━━━ Records supplied

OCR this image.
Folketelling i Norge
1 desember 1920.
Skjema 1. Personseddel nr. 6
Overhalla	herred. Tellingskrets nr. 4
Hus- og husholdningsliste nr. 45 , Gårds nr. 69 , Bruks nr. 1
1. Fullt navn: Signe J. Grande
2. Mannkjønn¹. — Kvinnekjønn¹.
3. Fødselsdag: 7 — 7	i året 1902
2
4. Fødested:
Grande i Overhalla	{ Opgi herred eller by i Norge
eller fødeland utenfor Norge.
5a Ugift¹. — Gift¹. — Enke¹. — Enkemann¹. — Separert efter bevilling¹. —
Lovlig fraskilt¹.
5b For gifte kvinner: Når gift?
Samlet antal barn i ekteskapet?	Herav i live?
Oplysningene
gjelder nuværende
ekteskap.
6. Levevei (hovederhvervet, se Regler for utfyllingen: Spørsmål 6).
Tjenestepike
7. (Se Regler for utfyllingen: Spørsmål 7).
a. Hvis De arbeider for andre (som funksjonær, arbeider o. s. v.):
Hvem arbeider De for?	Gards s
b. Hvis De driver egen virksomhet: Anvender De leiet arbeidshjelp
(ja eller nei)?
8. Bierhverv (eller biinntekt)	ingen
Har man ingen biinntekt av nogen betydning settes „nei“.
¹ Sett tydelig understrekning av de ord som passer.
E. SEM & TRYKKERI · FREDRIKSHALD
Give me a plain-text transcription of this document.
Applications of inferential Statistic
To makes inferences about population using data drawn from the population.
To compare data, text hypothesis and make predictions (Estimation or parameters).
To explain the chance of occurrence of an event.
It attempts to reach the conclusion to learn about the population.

━━━━━━

Pick out the lines containing the word "this" and show them.

## Response to the task
OCR this image.
Give me a plain-text transcription of this document.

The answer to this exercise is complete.